↓
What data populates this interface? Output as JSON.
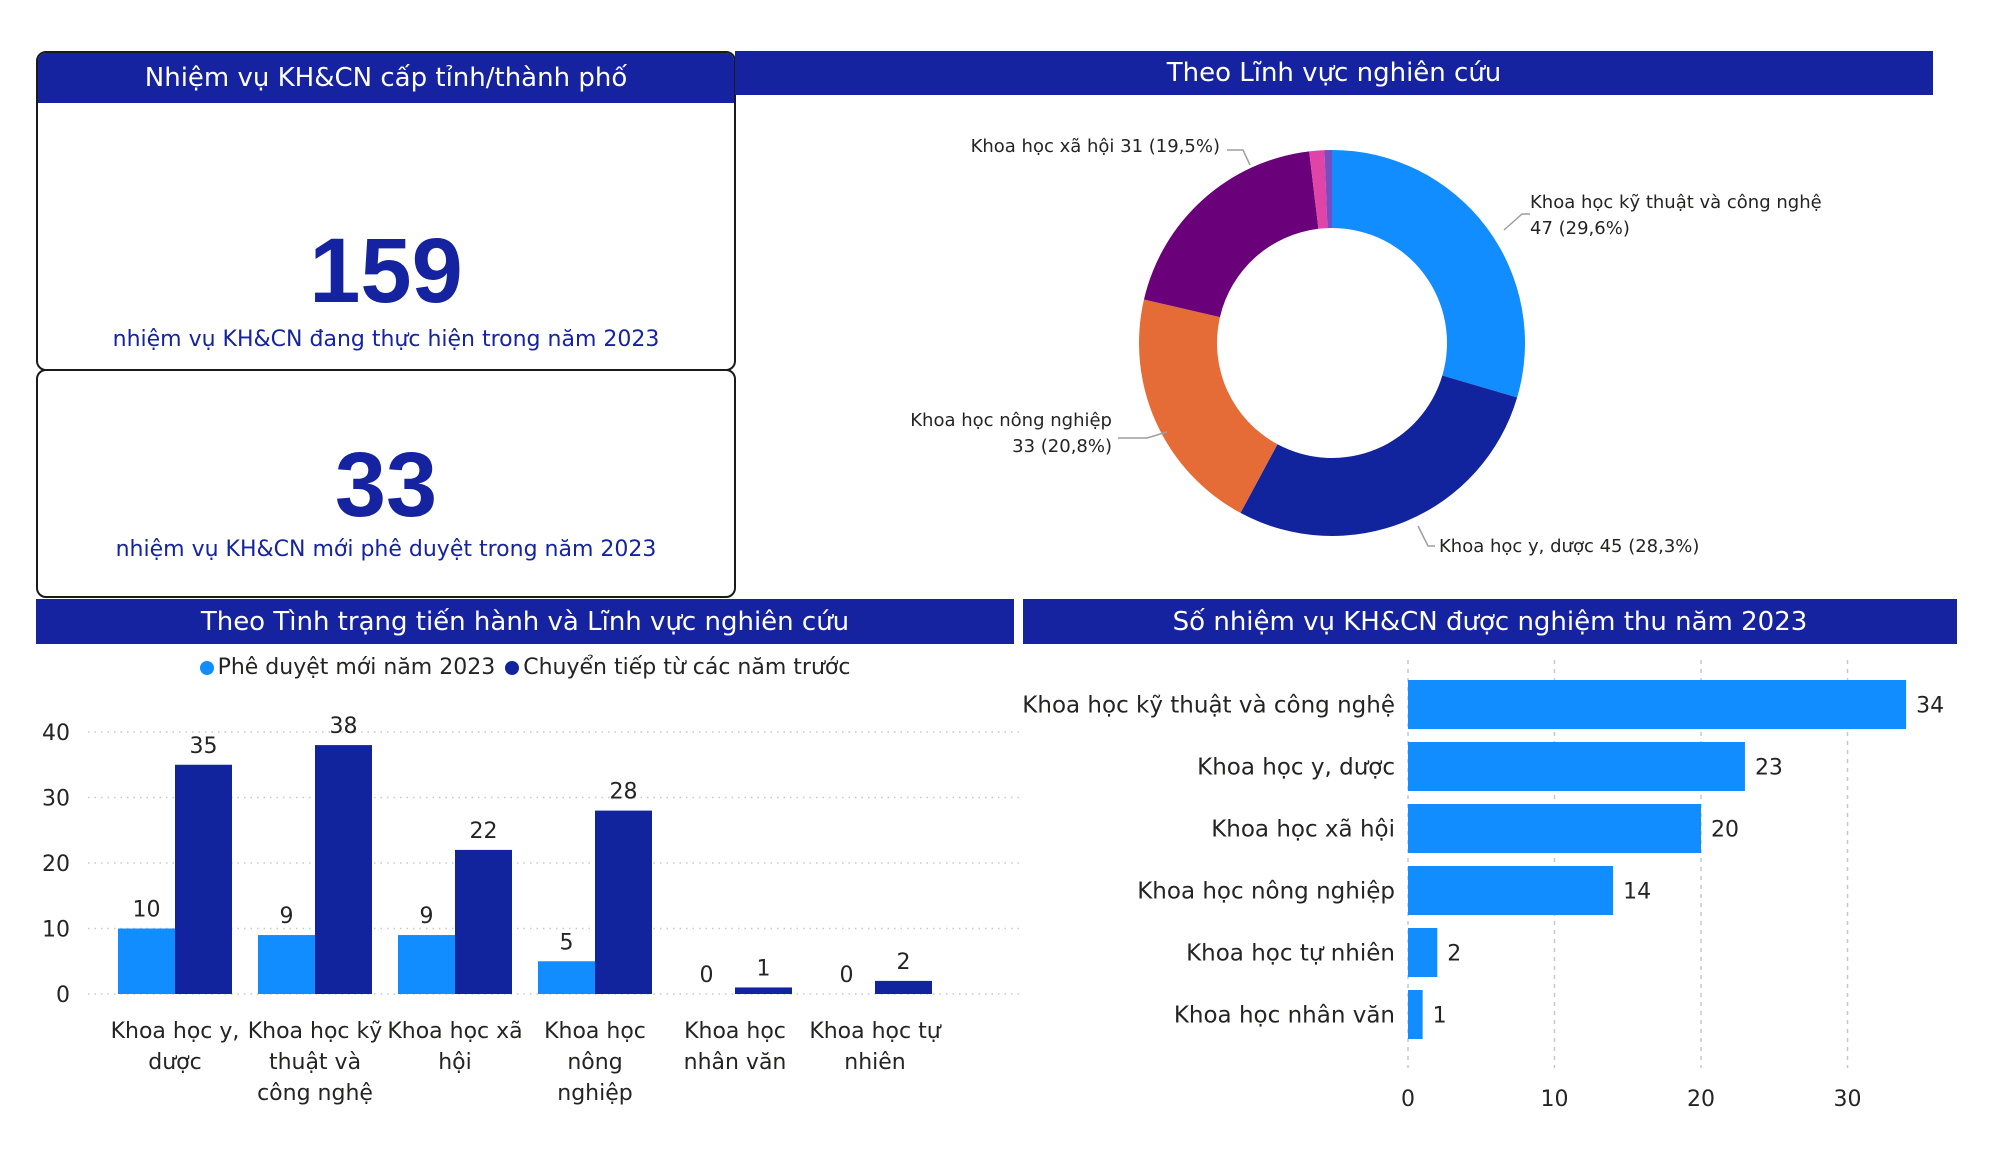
{
  "kpi_panel": {
    "title": "Nhiệm vụ KH&CN cấp tỉnh/thành phố",
    "cards": [
      {
        "value": "159",
        "caption": "nhiệm vụ KH&CN đang thực hiện trong năm 2023"
      },
      {
        "value": "33",
        "caption": "nhiệm vụ KH&CN mới phê duyệt trong năm 2023"
      }
    ]
  },
  "colors": {
    "header_bg": "#1523A0",
    "header_text": "#FFFFFF",
    "kpi_text": "#1523A0",
    "light_blue": "#118DFF",
    "dark_blue": "#12239E",
    "orange": "#E66C37",
    "purple": "#6B007B",
    "pink": "#E044A7",
    "violet": "#744EC2"
  },
  "chart_data": [
    {
      "type": "pie",
      "variant": "donut",
      "title": "Theo Lĩnh vực nghiên cứu",
      "slices": [
        {
          "label": "Khoa học kỹ thuật và công nghệ",
          "value": 47,
          "percent": "29,6%",
          "color": "#118DFF",
          "data_label_line1": "Khoa học kỹ thuật và công nghệ",
          "data_label_line2": "47 (29,6%)"
        },
        {
          "label": "Khoa học y, dược",
          "value": 45,
          "percent": "28,3%",
          "color": "#12239E",
          "data_label_line1": "Khoa học y, dược 45 (28,3%)",
          "data_label_line2": ""
        },
        {
          "label": "Khoa học nông nghiệp",
          "value": 33,
          "percent": "20,8%",
          "color": "#E66C37",
          "data_label_line1": "Khoa học nông nghiệp",
          "data_label_line2": "33 (20,8%)"
        },
        {
          "label": "Khoa học xã hội",
          "value": 31,
          "percent": "19,5%",
          "color": "#6B007B",
          "data_label_line1": "Khoa học xã hội 31 (19,5%)",
          "data_label_line2": ""
        },
        {
          "label": "Khoa học tự nhiên",
          "value": 2,
          "percent": "1,3%",
          "color": "#E044A7",
          "data_label_line1": "",
          "data_label_line2": ""
        },
        {
          "label": "Khoa học nhân văn",
          "value": 1,
          "percent": "0,6%",
          "color": "#744EC2",
          "data_label_line1": "",
          "data_label_line2": ""
        }
      ]
    },
    {
      "type": "bar",
      "orientation": "vertical",
      "grouped": true,
      "title": "Theo Tình trạng tiến hành và Lĩnh vực nghiên cứu",
      "categories": [
        [
          "Khoa học y,",
          "dược"
        ],
        [
          "Khoa học kỹ",
          "thuật và",
          "công nghệ"
        ],
        [
          "Khoa học xã",
          "hội"
        ],
        [
          "Khoa học",
          "nông",
          "nghiệp"
        ],
        [
          "Khoa học",
          "nhân văn"
        ],
        [
          "Khoa học tự",
          "nhiên"
        ]
      ],
      "series": [
        {
          "name": "Phê duyệt mới năm 2023",
          "color": "#118DFF",
          "values": [
            10,
            9,
            9,
            5,
            0,
            0
          ]
        },
        {
          "name": "Chuyển tiếp từ các năm trước",
          "color": "#12239E",
          "values": [
            35,
            38,
            22,
            28,
            1,
            2
          ]
        }
      ],
      "yticks": [
        0,
        10,
        20,
        30,
        40
      ],
      "ylim": [
        0,
        40
      ],
      "grid": true,
      "legend": "top-center",
      "xlabel": "",
      "ylabel": ""
    },
    {
      "type": "bar",
      "orientation": "horizontal",
      "title": "Số nhiệm vụ KH&CN được nghiệm thu năm 2023",
      "categories": [
        "Khoa học kỹ thuật và công nghệ",
        "Khoa học y, dược",
        "Khoa học xã hội",
        "Khoa học nông nghiệp",
        "Khoa học tự nhiên",
        "Khoa học nhân văn"
      ],
      "values": [
        34,
        23,
        20,
        14,
        2,
        1
      ],
      "color": "#118DFF",
      "xticks": [
        0,
        10,
        20,
        30
      ],
      "xlim": [
        0,
        35
      ],
      "grid": true,
      "xlabel": "",
      "ylabel": ""
    }
  ]
}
↑
→ **Problem to work on**: Copy each line of the preceding data that contains the string "nghệ".

→ **Task response**:
          "label": "Khoa học kỹ thuật và công nghệ",
          "data_label_line1": "Khoa học kỹ thuật và công nghệ",
          "công nghệ"
        "Khoa học kỹ thuật và công nghệ",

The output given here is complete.